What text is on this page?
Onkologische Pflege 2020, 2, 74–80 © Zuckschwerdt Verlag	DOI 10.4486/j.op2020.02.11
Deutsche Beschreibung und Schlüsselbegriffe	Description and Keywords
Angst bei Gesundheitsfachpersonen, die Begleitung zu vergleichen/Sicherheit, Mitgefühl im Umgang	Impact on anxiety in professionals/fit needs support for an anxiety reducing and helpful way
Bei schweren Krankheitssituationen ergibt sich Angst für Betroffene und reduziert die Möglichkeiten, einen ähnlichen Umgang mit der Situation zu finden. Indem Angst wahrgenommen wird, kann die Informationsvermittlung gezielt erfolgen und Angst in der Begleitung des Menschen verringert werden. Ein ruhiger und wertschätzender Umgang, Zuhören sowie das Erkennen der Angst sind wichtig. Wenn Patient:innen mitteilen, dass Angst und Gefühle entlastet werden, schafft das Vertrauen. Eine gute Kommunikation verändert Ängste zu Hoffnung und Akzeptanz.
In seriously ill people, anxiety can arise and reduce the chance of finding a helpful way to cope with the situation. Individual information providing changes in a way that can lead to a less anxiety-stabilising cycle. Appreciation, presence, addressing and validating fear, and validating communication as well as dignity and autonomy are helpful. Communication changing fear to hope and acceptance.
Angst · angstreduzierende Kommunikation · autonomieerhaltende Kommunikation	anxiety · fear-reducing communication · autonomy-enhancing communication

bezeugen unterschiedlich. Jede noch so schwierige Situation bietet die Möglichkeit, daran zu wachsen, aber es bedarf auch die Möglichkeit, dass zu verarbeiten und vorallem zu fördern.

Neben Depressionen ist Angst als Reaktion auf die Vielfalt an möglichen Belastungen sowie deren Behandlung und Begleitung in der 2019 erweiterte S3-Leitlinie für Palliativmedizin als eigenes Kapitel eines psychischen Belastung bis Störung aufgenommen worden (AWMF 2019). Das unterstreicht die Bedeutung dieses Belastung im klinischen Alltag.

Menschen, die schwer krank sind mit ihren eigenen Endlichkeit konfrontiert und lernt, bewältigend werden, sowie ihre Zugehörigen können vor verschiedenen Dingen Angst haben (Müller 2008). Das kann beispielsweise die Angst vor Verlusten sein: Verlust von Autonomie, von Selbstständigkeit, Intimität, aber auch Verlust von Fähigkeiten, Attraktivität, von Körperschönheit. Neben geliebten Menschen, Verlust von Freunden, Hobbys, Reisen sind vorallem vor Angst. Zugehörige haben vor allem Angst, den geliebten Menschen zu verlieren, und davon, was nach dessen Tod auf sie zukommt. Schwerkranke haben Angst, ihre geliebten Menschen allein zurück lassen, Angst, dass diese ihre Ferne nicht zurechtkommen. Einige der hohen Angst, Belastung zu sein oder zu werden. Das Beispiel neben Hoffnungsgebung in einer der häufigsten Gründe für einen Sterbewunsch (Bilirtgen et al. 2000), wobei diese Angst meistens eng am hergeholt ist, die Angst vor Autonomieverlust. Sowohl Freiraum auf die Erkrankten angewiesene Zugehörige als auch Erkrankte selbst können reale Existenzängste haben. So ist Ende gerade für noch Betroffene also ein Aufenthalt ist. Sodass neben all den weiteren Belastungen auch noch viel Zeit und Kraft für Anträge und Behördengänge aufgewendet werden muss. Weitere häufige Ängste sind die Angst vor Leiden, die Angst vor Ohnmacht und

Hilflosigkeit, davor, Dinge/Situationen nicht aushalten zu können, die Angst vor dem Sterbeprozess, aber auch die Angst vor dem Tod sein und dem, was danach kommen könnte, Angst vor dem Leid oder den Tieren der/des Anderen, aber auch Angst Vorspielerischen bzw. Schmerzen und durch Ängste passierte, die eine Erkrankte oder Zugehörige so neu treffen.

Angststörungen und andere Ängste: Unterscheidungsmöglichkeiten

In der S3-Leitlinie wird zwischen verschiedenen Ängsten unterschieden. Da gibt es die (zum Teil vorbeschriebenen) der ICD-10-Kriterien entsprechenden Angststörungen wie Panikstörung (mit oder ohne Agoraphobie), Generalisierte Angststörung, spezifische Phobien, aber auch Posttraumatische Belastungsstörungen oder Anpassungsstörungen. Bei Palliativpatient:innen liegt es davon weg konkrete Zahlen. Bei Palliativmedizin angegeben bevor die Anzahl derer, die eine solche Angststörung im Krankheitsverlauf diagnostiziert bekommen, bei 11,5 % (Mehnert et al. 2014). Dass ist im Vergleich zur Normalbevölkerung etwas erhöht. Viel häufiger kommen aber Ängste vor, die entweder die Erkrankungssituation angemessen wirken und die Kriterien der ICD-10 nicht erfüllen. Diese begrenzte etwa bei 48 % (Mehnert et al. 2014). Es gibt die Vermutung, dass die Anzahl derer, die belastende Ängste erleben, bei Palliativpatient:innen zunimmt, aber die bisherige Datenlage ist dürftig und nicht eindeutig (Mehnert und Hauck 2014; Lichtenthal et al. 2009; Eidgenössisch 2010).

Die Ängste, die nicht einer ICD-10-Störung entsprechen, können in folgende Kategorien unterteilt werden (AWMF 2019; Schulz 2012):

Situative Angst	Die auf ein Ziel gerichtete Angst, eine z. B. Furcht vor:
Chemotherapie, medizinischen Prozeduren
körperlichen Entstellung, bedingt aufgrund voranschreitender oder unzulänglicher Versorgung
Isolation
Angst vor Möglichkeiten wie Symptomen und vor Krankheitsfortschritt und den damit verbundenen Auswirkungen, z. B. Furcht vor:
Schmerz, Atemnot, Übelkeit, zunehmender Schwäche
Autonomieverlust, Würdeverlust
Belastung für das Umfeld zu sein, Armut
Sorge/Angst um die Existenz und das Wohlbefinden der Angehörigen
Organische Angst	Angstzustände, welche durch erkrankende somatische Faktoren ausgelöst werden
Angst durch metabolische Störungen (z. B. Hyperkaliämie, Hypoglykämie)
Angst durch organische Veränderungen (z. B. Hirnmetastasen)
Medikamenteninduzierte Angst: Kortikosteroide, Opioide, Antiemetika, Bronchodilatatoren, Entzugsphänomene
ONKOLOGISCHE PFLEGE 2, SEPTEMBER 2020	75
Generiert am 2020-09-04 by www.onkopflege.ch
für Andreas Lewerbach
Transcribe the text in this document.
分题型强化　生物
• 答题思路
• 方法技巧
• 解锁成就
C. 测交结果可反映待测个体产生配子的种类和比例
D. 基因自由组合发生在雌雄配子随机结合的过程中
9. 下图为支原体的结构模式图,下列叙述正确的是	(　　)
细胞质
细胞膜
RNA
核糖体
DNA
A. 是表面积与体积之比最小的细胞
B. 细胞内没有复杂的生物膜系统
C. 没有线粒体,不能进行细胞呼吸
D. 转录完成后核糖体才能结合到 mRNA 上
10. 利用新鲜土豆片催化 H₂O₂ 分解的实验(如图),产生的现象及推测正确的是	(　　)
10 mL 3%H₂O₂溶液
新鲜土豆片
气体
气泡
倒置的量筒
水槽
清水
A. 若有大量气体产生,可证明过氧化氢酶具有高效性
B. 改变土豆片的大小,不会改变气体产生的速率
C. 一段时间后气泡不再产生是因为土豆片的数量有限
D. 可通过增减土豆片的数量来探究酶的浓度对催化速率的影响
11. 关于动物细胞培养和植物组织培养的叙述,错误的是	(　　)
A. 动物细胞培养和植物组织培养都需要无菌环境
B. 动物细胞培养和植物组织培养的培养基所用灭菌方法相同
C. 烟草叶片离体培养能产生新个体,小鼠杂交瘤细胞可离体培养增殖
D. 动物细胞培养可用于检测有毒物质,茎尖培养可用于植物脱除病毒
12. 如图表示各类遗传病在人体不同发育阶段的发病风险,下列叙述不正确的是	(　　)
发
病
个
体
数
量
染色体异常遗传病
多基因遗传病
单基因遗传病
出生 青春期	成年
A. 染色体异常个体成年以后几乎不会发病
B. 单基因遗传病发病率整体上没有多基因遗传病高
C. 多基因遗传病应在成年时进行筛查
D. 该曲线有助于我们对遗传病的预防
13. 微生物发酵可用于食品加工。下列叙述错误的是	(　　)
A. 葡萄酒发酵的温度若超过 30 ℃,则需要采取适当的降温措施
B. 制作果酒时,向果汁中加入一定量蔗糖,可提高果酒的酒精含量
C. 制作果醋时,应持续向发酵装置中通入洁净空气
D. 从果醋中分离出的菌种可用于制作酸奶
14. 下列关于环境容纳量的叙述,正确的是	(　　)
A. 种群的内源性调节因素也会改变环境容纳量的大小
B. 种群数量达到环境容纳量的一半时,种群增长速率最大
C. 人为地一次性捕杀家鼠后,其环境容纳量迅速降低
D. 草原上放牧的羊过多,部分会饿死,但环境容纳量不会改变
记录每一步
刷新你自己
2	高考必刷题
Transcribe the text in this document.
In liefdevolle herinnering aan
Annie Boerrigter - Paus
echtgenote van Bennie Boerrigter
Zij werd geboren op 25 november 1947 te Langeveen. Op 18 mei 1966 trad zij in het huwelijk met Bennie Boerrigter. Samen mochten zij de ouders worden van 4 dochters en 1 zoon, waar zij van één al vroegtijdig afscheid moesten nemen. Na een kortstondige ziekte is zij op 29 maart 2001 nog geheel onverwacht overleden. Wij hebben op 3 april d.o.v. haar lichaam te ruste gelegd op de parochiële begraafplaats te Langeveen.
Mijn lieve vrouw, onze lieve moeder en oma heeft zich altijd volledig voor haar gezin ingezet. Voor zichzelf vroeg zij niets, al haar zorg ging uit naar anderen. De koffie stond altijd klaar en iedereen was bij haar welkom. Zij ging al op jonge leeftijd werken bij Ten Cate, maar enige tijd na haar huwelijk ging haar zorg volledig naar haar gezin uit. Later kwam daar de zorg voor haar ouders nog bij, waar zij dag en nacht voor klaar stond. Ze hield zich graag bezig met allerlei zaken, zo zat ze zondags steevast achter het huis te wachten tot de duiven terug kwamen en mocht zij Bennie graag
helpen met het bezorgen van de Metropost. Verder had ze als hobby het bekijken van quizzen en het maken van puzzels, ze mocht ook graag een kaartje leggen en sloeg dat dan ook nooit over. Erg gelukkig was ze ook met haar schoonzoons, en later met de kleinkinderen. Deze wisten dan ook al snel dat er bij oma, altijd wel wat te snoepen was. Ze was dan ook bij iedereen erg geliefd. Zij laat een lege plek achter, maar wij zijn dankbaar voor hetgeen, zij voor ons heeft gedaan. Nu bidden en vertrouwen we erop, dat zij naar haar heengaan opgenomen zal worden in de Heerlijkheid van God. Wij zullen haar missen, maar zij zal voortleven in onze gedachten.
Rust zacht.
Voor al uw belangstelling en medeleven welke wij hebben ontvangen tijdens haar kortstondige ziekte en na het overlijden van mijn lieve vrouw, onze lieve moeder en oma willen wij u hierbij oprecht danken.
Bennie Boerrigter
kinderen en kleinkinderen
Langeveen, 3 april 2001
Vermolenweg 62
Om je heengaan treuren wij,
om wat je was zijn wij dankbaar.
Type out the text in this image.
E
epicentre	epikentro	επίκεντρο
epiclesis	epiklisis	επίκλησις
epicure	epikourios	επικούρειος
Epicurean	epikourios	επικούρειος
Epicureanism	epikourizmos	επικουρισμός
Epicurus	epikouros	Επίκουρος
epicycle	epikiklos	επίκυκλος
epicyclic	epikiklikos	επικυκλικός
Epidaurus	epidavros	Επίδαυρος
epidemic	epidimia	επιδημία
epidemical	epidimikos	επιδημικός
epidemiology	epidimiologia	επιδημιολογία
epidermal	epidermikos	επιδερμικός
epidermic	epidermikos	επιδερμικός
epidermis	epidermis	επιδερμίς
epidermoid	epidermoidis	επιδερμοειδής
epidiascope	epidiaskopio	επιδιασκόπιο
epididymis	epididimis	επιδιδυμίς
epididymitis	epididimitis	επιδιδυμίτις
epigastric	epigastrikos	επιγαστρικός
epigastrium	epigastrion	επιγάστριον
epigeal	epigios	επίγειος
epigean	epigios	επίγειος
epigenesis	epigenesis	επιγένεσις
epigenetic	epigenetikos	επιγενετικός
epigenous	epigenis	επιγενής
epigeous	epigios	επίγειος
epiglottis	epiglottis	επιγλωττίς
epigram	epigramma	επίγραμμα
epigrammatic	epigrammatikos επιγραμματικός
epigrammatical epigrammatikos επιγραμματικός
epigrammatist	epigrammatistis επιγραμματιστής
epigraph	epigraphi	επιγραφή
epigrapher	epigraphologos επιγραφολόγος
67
◇ ◇ ◇ ◇ ◇ ◇ ◇
Lines of the listing above that contain the word "epidermikos" must all be copied.

epidermal	epidermikos	επιδερμικός
epidermic	epidermikos	επιδερμικός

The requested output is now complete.